§ Challenge
Omit the pictures and output every entry below exactly as written.
— Start of Input material —
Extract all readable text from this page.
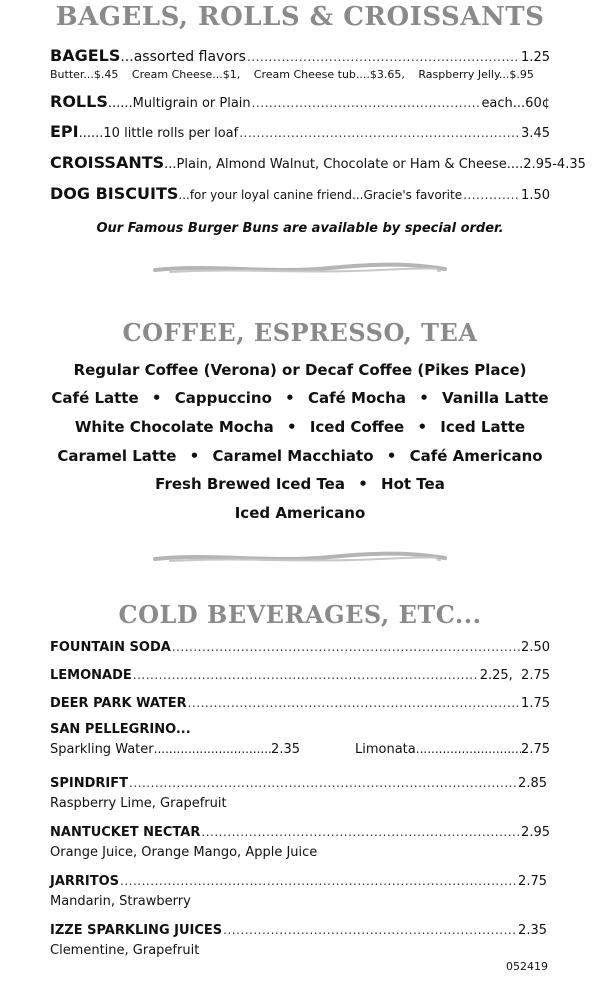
BAGELS, ROLLS & CROISSANTS
BAGELS ...assorted flavors .....	1.25
Butter...$.45 Cream Cheese...$1, Cream Cheese tub....$3.65, Raspberry Jelly...$.95
ROLLS ......Multigrain or Plain .....	each...60¢
EPI ......10 little rolls per loaf .....	3.45
CROISSANTS ...Plain, Almond Walnut, Chocolate or Ham & Cheese....2.95-4.35
DOG BISCUITS ...for your loyal canine friend...Gracie's favorite .....	1.50
Our Famous Burger Buns are available by special order.
COFFEE, ESPRESSO, TEA
Regular Coffee (Verona) or Decaf Coffee (Pikes Place)
Café Latte • Cappuccino • Café Mocha • Vanilla Latte
White Chocolate Mocha • Iced Coffee • Iced Latte
Caramel Latte • Caramel Macchiato • Café Americano
Fresh Brewed Iced Tea • Hot Tea
Iced Americano
COLD BEVERAGES, ETC...
FOUNTAIN SODA .....	2.50
LEMONADE .....	2.25,  2.75
DEER PARK WATER .....	1.75
SAN PELLEGRINO...
Sparkling Water .....	2.35	Limonata .....	2.75
SPINDRIFT .....	2.85
Raspberry Lime, Grapefruit
NANTUCKET NECTAR .....	2.95
Orange Juice, Orange Mango, Apple Juice
JARRITOS .....	2.75
Mandarin, Strawberry
IZZE SPARKLING JUICES .....	2.35
Clementine, Grapefruit
052419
— End of Input material —
§ Result of this exercise
Extract all readable text from this page.
BAGELS, ROLLS & CROISSANTS
BAGELS ...assorted flavors .....	1.25
Butter...$.45 Cream Cheese...$1, Cream Cheese tub....$3.65, Raspberry Jelly...$.95
ROLLS ......Multigrain or Plain .....	each...60¢
EPI ......10 little rolls per loaf .....	3.45
CROISSANTS ...Plain, Almond Walnut, Chocolate or Ham & Cheese....2.95-4.35
DOG BISCUITS ...for your loyal canine friend...Gracie's favorite .....	1.50
Our Famous Burger Buns are available by special order.
COFFEE, ESPRESSO, TEA
Regular Coffee (Verona) or Decaf Coffee (Pikes Place)
Café Latte • Cappuccino • Café Mocha • Vanilla Latte
White Chocolate Mocha • Iced Coffee • Iced Latte
Caramel Latte • Caramel Macchiato • Café Americano
Fresh Brewed Iced Tea • Hot Tea
Iced Americano
COLD BEVERAGES, ETC...
FOUNTAIN SODA .....	2.50
LEMONADE .....	2.25,  2.75
DEER PARK WATER .....	1.75
SAN PELLEGRINO...
Sparkling Water .....	2.35	Limonata .....	2.75
SPINDRIFT .....	2.85
Raspberry Lime, Grapefruit
NANTUCKET NECTAR .....	2.95
Orange Juice, Orange Mango, Apple Juice
JARRITOS .....	2.75
Mandarin, Strawberry
IZZE SPARKLING JUICES .....	2.35
Clementine, Grapefruit
052419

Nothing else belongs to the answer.